» SUPPLIED ENTRIES
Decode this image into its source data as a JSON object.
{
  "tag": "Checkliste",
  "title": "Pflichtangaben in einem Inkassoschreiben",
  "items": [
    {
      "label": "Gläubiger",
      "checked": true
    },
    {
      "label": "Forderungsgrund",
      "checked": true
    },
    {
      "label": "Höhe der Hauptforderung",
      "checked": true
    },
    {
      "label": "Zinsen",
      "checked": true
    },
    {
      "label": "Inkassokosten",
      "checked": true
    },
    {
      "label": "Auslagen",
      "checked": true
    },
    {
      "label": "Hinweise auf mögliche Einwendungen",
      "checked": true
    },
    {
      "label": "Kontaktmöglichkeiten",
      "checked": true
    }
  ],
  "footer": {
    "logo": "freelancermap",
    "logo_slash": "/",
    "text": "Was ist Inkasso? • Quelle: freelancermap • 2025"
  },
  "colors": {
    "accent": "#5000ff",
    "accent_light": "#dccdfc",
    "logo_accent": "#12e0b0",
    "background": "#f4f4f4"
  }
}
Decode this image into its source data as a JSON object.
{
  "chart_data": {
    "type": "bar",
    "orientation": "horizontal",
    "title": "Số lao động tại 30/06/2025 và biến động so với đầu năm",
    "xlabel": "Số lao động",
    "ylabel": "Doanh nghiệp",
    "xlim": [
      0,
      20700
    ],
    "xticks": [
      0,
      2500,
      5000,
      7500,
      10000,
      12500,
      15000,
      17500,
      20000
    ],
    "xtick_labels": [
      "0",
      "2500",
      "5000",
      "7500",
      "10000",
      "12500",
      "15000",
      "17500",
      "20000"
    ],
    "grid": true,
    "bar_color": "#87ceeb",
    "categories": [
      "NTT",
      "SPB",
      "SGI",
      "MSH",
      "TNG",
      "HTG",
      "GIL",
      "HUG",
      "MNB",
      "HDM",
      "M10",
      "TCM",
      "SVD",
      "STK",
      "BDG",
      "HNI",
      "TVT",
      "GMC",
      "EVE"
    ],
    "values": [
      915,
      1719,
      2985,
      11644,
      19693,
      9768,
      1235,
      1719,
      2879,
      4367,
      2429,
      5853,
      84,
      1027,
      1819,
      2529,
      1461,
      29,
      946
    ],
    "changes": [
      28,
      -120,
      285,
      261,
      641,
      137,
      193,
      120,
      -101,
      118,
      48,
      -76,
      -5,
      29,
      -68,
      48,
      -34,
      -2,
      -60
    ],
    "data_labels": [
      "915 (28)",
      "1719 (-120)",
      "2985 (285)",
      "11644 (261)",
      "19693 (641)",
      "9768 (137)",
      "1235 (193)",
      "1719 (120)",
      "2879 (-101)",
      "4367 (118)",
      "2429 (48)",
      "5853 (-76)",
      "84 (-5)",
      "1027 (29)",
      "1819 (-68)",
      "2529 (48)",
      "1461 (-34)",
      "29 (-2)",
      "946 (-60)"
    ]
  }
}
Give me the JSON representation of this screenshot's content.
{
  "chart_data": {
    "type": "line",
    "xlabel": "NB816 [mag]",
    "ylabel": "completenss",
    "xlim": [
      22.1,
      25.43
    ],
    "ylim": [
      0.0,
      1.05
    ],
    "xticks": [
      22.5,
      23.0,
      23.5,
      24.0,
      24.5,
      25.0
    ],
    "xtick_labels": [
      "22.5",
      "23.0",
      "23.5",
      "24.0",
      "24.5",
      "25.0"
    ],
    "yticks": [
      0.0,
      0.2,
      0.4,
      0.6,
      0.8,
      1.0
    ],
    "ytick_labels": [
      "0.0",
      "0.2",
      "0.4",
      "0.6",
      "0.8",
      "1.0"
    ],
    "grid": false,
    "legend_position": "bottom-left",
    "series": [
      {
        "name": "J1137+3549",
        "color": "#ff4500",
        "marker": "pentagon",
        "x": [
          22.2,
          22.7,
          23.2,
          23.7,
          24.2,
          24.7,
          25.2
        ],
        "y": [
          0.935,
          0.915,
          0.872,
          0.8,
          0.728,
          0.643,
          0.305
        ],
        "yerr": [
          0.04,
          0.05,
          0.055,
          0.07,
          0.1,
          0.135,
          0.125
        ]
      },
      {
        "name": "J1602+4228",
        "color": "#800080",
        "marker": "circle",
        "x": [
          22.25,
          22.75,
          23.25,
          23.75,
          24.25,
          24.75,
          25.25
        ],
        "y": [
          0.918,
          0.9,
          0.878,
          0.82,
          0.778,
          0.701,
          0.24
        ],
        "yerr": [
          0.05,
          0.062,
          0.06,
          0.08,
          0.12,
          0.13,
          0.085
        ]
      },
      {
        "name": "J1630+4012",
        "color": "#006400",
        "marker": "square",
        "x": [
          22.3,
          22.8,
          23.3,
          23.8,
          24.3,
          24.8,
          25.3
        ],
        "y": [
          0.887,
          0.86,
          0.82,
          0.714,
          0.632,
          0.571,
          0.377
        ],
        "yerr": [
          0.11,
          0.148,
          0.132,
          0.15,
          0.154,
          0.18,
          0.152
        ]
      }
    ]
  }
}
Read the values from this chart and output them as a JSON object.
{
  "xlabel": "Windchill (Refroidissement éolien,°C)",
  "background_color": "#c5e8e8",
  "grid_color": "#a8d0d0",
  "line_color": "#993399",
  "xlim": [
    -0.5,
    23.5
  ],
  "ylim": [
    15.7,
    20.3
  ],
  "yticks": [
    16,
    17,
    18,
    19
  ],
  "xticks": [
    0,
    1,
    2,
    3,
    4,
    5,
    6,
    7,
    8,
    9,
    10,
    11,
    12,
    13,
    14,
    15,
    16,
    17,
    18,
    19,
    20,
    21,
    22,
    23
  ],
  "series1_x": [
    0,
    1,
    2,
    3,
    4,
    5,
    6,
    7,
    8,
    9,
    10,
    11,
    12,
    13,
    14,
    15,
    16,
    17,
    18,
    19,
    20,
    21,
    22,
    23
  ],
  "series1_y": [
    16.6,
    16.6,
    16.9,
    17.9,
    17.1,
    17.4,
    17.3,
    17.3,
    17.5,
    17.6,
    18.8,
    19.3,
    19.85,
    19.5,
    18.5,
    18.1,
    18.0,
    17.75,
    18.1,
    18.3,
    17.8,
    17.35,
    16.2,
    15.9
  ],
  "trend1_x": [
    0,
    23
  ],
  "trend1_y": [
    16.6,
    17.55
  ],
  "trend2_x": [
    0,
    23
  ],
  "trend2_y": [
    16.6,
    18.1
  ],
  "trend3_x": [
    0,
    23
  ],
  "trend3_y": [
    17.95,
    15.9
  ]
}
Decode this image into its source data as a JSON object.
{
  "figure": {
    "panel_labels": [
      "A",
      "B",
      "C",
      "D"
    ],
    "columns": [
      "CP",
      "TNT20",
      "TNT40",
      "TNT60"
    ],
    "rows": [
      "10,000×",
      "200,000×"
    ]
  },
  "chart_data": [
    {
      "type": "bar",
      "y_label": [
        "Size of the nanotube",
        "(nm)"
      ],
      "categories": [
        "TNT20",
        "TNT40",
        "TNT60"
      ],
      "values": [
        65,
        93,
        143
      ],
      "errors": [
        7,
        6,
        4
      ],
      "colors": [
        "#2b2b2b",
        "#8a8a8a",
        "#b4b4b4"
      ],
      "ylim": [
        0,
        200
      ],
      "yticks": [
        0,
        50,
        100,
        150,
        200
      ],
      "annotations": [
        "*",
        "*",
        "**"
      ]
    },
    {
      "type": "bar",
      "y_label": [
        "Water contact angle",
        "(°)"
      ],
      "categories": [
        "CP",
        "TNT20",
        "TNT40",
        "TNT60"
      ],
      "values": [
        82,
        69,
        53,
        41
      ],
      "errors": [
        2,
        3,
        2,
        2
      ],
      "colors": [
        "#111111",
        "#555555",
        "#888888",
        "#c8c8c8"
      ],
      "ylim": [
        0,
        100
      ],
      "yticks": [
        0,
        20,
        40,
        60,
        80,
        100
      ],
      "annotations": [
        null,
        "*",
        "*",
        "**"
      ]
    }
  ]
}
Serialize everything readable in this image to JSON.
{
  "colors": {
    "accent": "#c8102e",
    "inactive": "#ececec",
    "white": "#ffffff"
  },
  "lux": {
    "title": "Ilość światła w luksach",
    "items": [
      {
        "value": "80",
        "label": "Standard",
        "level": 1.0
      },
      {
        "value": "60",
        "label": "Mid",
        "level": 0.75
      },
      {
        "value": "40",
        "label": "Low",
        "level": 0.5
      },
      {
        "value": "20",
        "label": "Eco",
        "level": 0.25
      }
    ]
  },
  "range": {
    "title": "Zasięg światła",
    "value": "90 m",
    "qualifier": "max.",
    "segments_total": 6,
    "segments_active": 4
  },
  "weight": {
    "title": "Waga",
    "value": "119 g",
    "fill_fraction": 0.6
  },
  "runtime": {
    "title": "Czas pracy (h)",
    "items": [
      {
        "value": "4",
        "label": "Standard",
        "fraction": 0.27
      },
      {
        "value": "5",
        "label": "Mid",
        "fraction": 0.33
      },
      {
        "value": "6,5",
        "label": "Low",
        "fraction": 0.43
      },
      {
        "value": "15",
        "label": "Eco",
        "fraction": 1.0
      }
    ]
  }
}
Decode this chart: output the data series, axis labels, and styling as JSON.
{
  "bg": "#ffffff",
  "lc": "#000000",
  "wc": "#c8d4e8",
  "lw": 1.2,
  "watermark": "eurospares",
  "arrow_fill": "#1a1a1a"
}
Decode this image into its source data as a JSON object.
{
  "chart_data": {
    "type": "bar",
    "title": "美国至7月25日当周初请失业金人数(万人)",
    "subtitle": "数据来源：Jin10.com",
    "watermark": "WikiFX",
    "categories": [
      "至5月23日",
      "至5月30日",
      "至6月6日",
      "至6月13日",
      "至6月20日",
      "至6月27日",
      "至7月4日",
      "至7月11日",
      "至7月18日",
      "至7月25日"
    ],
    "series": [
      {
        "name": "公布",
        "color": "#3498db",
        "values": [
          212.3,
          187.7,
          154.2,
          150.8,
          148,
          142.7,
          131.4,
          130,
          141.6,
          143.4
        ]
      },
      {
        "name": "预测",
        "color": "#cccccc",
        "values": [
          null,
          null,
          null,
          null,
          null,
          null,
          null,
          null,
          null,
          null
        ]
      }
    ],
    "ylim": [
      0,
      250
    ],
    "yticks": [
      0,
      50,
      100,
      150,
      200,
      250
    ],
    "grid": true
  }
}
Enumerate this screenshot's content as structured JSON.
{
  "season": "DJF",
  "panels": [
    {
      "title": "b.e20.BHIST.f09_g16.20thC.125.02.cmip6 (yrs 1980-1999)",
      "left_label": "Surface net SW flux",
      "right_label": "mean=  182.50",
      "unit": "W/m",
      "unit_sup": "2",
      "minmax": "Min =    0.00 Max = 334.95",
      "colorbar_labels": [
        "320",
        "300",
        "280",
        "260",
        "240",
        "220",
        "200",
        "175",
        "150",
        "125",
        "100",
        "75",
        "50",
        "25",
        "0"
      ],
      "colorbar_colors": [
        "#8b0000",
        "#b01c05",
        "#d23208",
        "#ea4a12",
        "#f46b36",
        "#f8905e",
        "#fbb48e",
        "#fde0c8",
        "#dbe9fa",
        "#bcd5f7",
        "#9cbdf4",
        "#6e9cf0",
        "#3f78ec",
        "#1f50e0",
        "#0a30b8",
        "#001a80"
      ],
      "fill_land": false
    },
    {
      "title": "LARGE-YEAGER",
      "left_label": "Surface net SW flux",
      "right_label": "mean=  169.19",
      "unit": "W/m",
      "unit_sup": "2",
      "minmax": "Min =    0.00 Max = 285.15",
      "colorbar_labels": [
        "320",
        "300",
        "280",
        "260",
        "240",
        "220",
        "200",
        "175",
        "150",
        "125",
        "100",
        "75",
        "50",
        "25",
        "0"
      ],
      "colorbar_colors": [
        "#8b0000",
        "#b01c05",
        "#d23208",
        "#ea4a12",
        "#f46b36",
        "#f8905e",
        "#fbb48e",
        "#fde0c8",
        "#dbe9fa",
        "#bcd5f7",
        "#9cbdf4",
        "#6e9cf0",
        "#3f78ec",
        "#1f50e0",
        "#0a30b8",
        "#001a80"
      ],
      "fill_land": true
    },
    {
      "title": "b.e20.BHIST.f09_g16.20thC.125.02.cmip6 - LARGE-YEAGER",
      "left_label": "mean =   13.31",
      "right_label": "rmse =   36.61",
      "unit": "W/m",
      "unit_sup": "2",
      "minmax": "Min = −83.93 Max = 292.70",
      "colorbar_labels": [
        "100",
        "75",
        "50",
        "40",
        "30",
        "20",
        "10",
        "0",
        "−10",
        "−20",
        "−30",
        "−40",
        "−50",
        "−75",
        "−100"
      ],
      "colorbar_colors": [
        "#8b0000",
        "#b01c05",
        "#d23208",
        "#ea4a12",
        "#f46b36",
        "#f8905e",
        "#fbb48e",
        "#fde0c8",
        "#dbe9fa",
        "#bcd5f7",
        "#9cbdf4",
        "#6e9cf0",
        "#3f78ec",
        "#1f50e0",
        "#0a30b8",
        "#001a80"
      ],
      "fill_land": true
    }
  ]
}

» REQUIRED TASK
Work out how many lines in the records above hold the string "mean", then give only that count.

» REPLY
3